Extract each line containing the string "Altitude".

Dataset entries

## Start

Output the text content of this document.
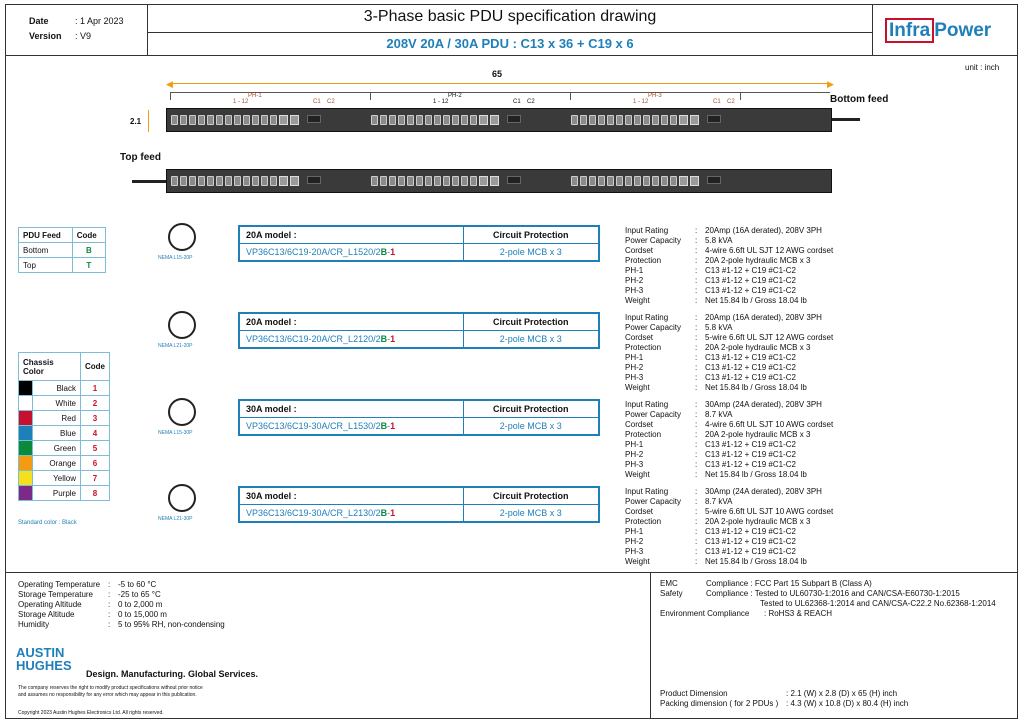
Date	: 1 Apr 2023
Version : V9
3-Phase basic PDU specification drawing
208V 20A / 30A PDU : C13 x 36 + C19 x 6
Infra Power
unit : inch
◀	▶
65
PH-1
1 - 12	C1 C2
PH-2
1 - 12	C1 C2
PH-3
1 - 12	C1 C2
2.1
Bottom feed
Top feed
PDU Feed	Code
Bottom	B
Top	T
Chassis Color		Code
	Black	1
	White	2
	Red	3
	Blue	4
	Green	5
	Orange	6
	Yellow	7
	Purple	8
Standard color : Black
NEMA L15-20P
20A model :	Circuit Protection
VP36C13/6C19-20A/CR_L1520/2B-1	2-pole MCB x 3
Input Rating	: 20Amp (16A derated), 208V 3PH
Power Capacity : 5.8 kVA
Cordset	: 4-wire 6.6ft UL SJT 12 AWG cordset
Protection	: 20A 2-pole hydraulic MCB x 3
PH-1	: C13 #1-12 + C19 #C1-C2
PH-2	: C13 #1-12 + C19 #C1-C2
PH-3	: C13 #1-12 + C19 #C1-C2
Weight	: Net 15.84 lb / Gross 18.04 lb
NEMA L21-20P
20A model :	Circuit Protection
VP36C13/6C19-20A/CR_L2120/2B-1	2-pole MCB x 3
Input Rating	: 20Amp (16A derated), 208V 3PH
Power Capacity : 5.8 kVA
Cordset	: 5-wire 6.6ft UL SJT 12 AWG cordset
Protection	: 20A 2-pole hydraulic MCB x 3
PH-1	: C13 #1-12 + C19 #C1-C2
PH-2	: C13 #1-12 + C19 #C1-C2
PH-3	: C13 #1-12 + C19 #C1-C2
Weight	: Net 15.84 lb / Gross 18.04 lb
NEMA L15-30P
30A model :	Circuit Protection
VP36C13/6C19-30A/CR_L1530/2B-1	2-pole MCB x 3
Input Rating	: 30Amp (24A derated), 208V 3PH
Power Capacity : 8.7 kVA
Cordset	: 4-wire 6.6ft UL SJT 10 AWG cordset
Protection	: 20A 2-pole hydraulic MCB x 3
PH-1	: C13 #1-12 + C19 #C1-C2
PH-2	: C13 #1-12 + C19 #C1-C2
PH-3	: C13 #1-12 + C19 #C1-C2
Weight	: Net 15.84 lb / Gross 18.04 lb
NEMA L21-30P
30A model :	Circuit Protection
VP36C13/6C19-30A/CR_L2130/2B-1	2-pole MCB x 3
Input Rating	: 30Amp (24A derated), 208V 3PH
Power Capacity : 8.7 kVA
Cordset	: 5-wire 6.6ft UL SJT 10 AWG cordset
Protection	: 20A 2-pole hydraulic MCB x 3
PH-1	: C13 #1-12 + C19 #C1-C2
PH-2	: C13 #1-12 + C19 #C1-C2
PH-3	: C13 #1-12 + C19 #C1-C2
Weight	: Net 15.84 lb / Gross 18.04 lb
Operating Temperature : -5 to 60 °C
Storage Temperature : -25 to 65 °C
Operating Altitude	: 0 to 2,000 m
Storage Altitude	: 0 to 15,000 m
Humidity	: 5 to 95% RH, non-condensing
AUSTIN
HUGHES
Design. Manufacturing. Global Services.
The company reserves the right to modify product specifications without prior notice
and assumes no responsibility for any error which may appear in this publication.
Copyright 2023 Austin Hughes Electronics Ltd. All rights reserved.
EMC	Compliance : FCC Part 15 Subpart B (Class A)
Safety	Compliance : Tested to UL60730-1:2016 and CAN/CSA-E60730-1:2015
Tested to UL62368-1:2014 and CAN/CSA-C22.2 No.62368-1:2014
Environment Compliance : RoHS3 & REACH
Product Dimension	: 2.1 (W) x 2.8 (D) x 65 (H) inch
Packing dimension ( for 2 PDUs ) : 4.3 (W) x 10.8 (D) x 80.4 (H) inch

## End

- _Result of the exercise_:
Operating Altitude	: 0 to 2,000 m
Storage Altitude	: 0 to 15,000 m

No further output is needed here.